> **What is needed**: Images embedded in the records are excluded; print everything else exactly as given.

-- Records start --

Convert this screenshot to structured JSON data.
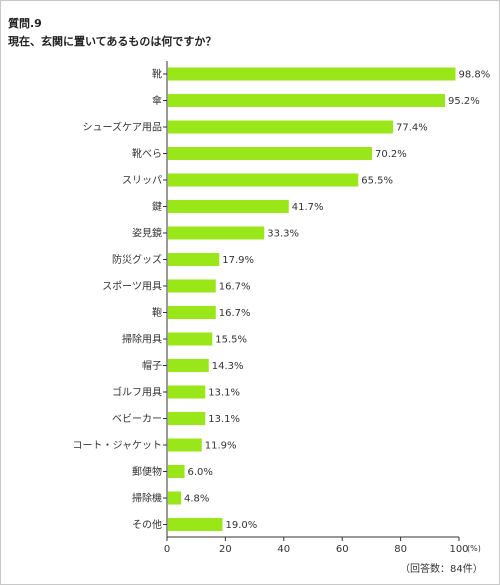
{
  "question": {
    "number": "質問.9",
    "text": "現在、玄関に置いてあるものは何ですか？"
  },
  "chart_data": {
    "type": "bar",
    "orientation": "horizontal",
    "categories": [
      "靴",
      "傘",
      "シューズケア用品",
      "靴べら",
      "スリッパ",
      "鍵",
      "姿見鏡",
      "防災グッズ",
      "スポーツ用具",
      "鞄",
      "掃除用具",
      "帽子",
      "ゴルフ用具",
      "ベビーカー",
      "コート・ジャケット",
      "郵便物",
      "掃除機",
      "その他"
    ],
    "values": [
      98.8,
      95.2,
      77.4,
      70.2,
      65.5,
      41.7,
      33.3,
      17.9,
      16.7,
      16.7,
      15.5,
      14.3,
      13.1,
      13.1,
      11.9,
      6.0,
      4.8,
      19.0
    ],
    "value_labels": [
      "98.8%",
      "95.2%",
      "77.4%",
      "70.2%",
      "65.5%",
      "41.7%",
      "33.3%",
      "17.9%",
      "16.7%",
      "16.7%",
      "15.5%",
      "14.3%",
      "13.1%",
      "13.1%",
      "11.9%",
      "6.0%",
      "4.8%",
      "19.0%"
    ],
    "xlim": [
      0,
      100
    ],
    "xticks": [
      0,
      20,
      40,
      60,
      80,
      100
    ],
    "xtick_labels": [
      "0",
      "20",
      "40",
      "60",
      "80",
      "100"
    ],
    "x_unit": "(%)",
    "bar_color": "#99e619",
    "grid": false
  },
  "footnote": "（回答数：84件）"
}
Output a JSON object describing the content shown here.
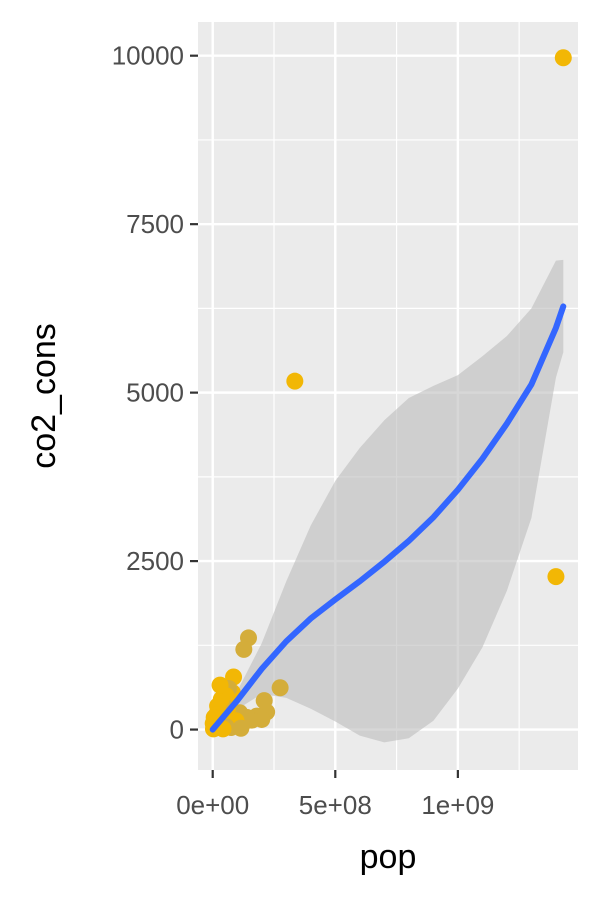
{
  "chart_data": {
    "type": "scatter",
    "xlabel": "pop",
    "ylabel": "co2_cons",
    "xlim": [
      -60000000,
      1490000000
    ],
    "ylim": [
      -600,
      10500
    ],
    "x_ticks": [
      0,
      500000000,
      1000000000
    ],
    "x_tick_labels": [
      "0e+00",
      "5e+08",
      "1e+09"
    ],
    "x_minor_ticks": [
      250000000,
      750000000,
      1250000000
    ],
    "y_ticks": [
      0,
      2500,
      5000,
      7500,
      10000
    ],
    "y_tick_labels": [
      "0",
      "2500",
      "5000",
      "7500",
      "10000"
    ],
    "y_minor_ticks": [
      1250,
      3750,
      6250,
      8750
    ],
    "grid": true,
    "panel_background": "#ebebeb",
    "grid_color": "#ffffff",
    "point_colors": [
      "#f2b705",
      "#d4ad3a"
    ],
    "smooth_color": "#3366ff",
    "ribbon_color": "#bdbdbd",
    "points": [
      {
        "x": 1430000000,
        "y": 9970,
        "color": "#f2b705"
      },
      {
        "x": 1400000000,
        "y": 2270,
        "color": "#f2b705"
      },
      {
        "x": 335000000,
        "y": 5170,
        "color": "#f2b705"
      },
      {
        "x": 146000000,
        "y": 1360,
        "color": "#d4ad3a"
      },
      {
        "x": 127000000,
        "y": 1190,
        "color": "#d4ad3a"
      },
      {
        "x": 275000000,
        "y": 620,
        "color": "#d4ad3a"
      },
      {
        "x": 210000000,
        "y": 430,
        "color": "#d4ad3a"
      },
      {
        "x": 220000000,
        "y": 260,
        "color": "#d4ad3a"
      },
      {
        "x": 200000000,
        "y": 150,
        "color": "#d4ad3a"
      },
      {
        "x": 180000000,
        "y": 200,
        "color": "#d4ad3a"
      },
      {
        "x": 160000000,
        "y": 140,
        "color": "#d4ad3a"
      },
      {
        "x": 140000000,
        "y": 180,
        "color": "#d4ad3a"
      },
      {
        "x": 125000000,
        "y": 100,
        "color": "#d4ad3a"
      },
      {
        "x": 110000000,
        "y": 250,
        "color": "#d4ad3a"
      },
      {
        "x": 100000000,
        "y": 60,
        "color": "#d4ad3a"
      },
      {
        "x": 85000000,
        "y": 780,
        "color": "#f2b705"
      },
      {
        "x": 80000000,
        "y": 550,
        "color": "#f2b705"
      },
      {
        "x": 70000000,
        "y": 420,
        "color": "#f2b705"
      },
      {
        "x": 65000000,
        "y": 610,
        "color": "#d4ad3a"
      },
      {
        "x": 60000000,
        "y": 300,
        "color": "#f2b705"
      },
      {
        "x": 55000000,
        "y": 500,
        "color": "#f2b705"
      },
      {
        "x": 50000000,
        "y": 200,
        "color": "#f2b705"
      },
      {
        "x": 45000000,
        "y": 350,
        "color": "#d4ad3a"
      },
      {
        "x": 40000000,
        "y": 120,
        "color": "#f2b705"
      },
      {
        "x": 35000000,
        "y": 450,
        "color": "#f2b705"
      },
      {
        "x": 30000000,
        "y": 660,
        "color": "#f2b705"
      },
      {
        "x": 28000000,
        "y": 250,
        "color": "#d4ad3a"
      },
      {
        "x": 25000000,
        "y": 80,
        "color": "#f2b705"
      },
      {
        "x": 20000000,
        "y": 350,
        "color": "#f2b705"
      },
      {
        "x": 18000000,
        "y": 150,
        "color": "#d4ad3a"
      },
      {
        "x": 15000000,
        "y": 220,
        "color": "#f2b705"
      },
      {
        "x": 12000000,
        "y": 50,
        "color": "#f2b705"
      },
      {
        "x": 10000000,
        "y": 120,
        "color": "#d4ad3a"
      },
      {
        "x": 8000000,
        "y": 20,
        "color": "#f2b705"
      },
      {
        "x": 6000000,
        "y": 180,
        "color": "#f2b705"
      },
      {
        "x": 5000000,
        "y": 60,
        "color": "#d4ad3a"
      },
      {
        "x": 3000000,
        "y": 10,
        "color": "#f2b705"
      },
      {
        "x": 2000000,
        "y": 90,
        "color": "#f2b705"
      },
      {
        "x": 75000000,
        "y": 30,
        "color": "#d4ad3a"
      },
      {
        "x": 95000000,
        "y": 130,
        "color": "#f2b705"
      },
      {
        "x": 115000000,
        "y": 20,
        "color": "#d4ad3a"
      },
      {
        "x": 55000000,
        "y": 40,
        "color": "#d4ad3a"
      },
      {
        "x": 42000000,
        "y": 10,
        "color": "#f2b705"
      }
    ],
    "smooth": {
      "x": [
        0,
        100000000,
        200000000,
        300000000,
        400000000,
        500000000,
        600000000,
        700000000,
        800000000,
        900000000,
        1000000000,
        1100000000,
        1200000000,
        1300000000,
        1400000000,
        1430000000
      ],
      "y": [
        0,
        430,
        900,
        1310,
        1650,
        1930,
        2200,
        2490,
        2800,
        3150,
        3560,
        4020,
        4540,
        5120,
        5960,
        6280
      ],
      "lower": [
        0,
        300,
        530,
        470,
        310,
        120,
        -90,
        -190,
        -130,
        130,
        610,
        1220,
        2060,
        3140,
        5220,
        5600
      ],
      "upper": [
        0,
        570,
        1280,
        2200,
        3030,
        3690,
        4180,
        4590,
        4920,
        5100,
        5260,
        5540,
        5840,
        6250,
        6960,
        6970
      ]
    }
  }
}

-- Records end --

> **Response to this task**:
Convert this screenshot to structured JSON data.
{
  "question": {
    "number": "質問.9",
    "text": "現在、玄関に置いてあるものは何ですか？"
  },
  "chart_data": {
    "type": "bar",
    "orientation": "horizontal",
    "categories": [
      "靴",
      "傘",
      "シューズケア用品",
      "靴べら",
      "スリッパ",
      "鍵",
      "姿見鏡",
      "防災グッズ",
      "スポーツ用具",
      "鞄",
      "掃除用具",
      "帽子",
      "ゴルフ用具",
      "ベビーカー",
      "コート・ジャケット",
      "郵便物",
      "掃除機",
      "その他"
    ],
    "values": [
      98.8,
      95.2,
      77.4,
      70.2,
      65.5,
      41.7,
      33.3,
      17.9,
      16.7,
      16.7,
      15.5,
      14.3,
      13.1,
      13.1,
      11.9,
      6.0,
      4.8,
      19.0
    ],
    "value_labels": [
      "98.8%",
      "95.2%",
      "77.4%",
      "70.2%",
      "65.5%",
      "41.7%",
      "33.3%",
      "17.9%",
      "16.7%",
      "16.7%",
      "15.5%",
      "14.3%",
      "13.1%",
      "13.1%",
      "11.9%",
      "6.0%",
      "4.8%",
      "19.0%"
    ],
    "xlim": [
      0,
      100
    ],
    "xticks": [
      0,
      20,
      40,
      60,
      80,
      100
    ],
    "xtick_labels": [
      "0",
      "20",
      "40",
      "60",
      "80",
      "100"
    ],
    "x_unit": "(%)",
    "bar_color": "#99e619",
    "grid": false
  },
  "footnote": "（回答数：84件）"
}
Output a JSON object describing the content shown here.
{
  "chart_data": {
    "type": "scatter",
    "xlabel": "pop",
    "ylabel": "co2_cons",
    "xlim": [
      -60000000,
      1490000000
    ],
    "ylim": [
      -600,
      10500
    ],
    "x_ticks": [
      0,
      500000000,
      1000000000
    ],
    "x_tick_labels": [
      "0e+00",
      "5e+08",
      "1e+09"
    ],
    "x_minor_ticks": [
      250000000,
      750000000,
      1250000000
    ],
    "y_ticks": [
      0,
      2500,
      5000,
      7500,
      10000
    ],
    "y_tick_labels": [
      "0",
      "2500",
      "5000",
      "7500",
      "10000"
    ],
    "y_minor_ticks": [
      1250,
      3750,
      6250,
      8750
    ],
    "grid": true,
    "panel_background": "#ebebeb",
    "grid_color": "#ffffff",
    "point_colors": [
      "#f2b705",
      "#d4ad3a"
    ],
    "smooth_color": "#3366ff",
    "ribbon_color": "#bdbdbd",
    "points": [
      {
        "x": 1430000000,
        "y": 9970,
        "color": "#f2b705"
      },
      {
        "x": 1400000000,
        "y": 2270,
        "color": "#f2b705"
      },
      {
        "x": 335000000,
        "y": 5170,
        "color": "#f2b705"
      },
      {
        "x": 146000000,
        "y": 1360,
        "color": "#d4ad3a"
      },
      {
        "x": 127000000,
        "y": 1190,
        "color": "#d4ad3a"
      },
      {
        "x": 275000000,
        "y": 620,
        "color": "#d4ad3a"
      },
      {
        "x": 210000000,
        "y": 430,
        "color": "#d4ad3a"
      },
      {
        "x": 220000000,
        "y": 260,
        "color": "#d4ad3a"
      },
      {
        "x": 200000000,
        "y": 150,
        "color": "#d4ad3a"
      },
      {
        "x": 180000000,
        "y": 200,
        "color": "#d4ad3a"
      },
      {
        "x": 160000000,
        "y": 140,
        "color": "#d4ad3a"
      },
      {
        "x": 140000000,
        "y": 180,
        "color": "#d4ad3a"
      },
      {
        "x": 125000000,
        "y": 100,
        "color": "#d4ad3a"
      },
      {
        "x": 110000000,
        "y": 250,
        "color": "#d4ad3a"
      },
      {
        "x": 100000000,
        "y": 60,
        "color": "#d4ad3a"
      },
      {
        "x": 85000000,
        "y": 780,
        "color": "#f2b705"
      },
      {
        "x": 80000000,
        "y": 550,
        "color": "#f2b705"
      },
      {
        "x": 70000000,
        "y": 420,
        "color": "#f2b705"
      },
      {
        "x": 65000000,
        "y": 610,
        "color": "#d4ad3a"
      },
      {
        "x": 60000000,
        "y": 300,
        "color": "#f2b705"
      },
      {
        "x": 55000000,
        "y": 500,
        "color": "#f2b705"
      },
      {
        "x": 50000000,
        "y": 200,
        "color": "#f2b705"
      },
      {
        "x": 45000000,
        "y": 350,
        "color": "#d4ad3a"
      },
      {
        "x": 40000000,
        "y": 120,
        "color": "#f2b705"
      },
      {
        "x": 35000000,
        "y": 450,
        "color": "#f2b705"
      },
      {
        "x": 30000000,
        "y": 660,
        "color": "#f2b705"
      },
      {
        "x": 28000000,
        "y": 250,
        "color": "#d4ad3a"
      },
      {
        "x": 25000000,
        "y": 80,
        "color": "#f2b705"
      },
      {
        "x": 20000000,
        "y": 350,
        "color": "#f2b705"
      },
      {
        "x": 18000000,
        "y": 150,
        "color": "#d4ad3a"
      },
      {
        "x": 15000000,
        "y": 220,
        "color": "#f2b705"
      },
      {
        "x": 12000000,
        "y": 50,
        "color": "#f2b705"
      },
      {
        "x": 10000000,
        "y": 120,
        "color": "#d4ad3a"
      },
      {
        "x": 8000000,
        "y": 20,
        "color": "#f2b705"
      },
      {
        "x": 6000000,
        "y": 180,
        "color": "#f2b705"
      },
      {
        "x": 5000000,
        "y": 60,
        "color": "#d4ad3a"
      },
      {
        "x": 3000000,
        "y": 10,
        "color": "#f2b705"
      },
      {
        "x": 2000000,
        "y": 90,
        "color": "#f2b705"
      },
      {
        "x": 75000000,
        "y": 30,
        "color": "#d4ad3a"
      },
      {
        "x": 95000000,
        "y": 130,
        "color": "#f2b705"
      },
      {
        "x": 115000000,
        "y": 20,
        "color": "#d4ad3a"
      },
      {
        "x": 55000000,
        "y": 40,
        "color": "#d4ad3a"
      },
      {
        "x": 42000000,
        "y": 10,
        "color": "#f2b705"
      }
    ],
    "smooth": {
      "x": [
        0,
        100000000,
        200000000,
        300000000,
        400000000,
        500000000,
        600000000,
        700000000,
        800000000,
        900000000,
        1000000000,
        1100000000,
        1200000000,
        1300000000,
        1400000000,
        1430000000
      ],
      "y": [
        0,
        430,
        900,
        1310,
        1650,
        1930,
        2200,
        2490,
        2800,
        3150,
        3560,
        4020,
        4540,
        5120,
        5960,
        6280
      ],
      "lower": [
        0,
        300,
        530,
        470,
        310,
        120,
        -90,
        -190,
        -130,
        130,
        610,
        1220,
        2060,
        3140,
        5220,
        5600
      ],
      "upper": [
        0,
        570,
        1280,
        2200,
        3030,
        3690,
        4180,
        4590,
        4920,
        5100,
        5260,
        5540,
        5840,
        6250,
        6960,
        6970
      ]
    }
  }
}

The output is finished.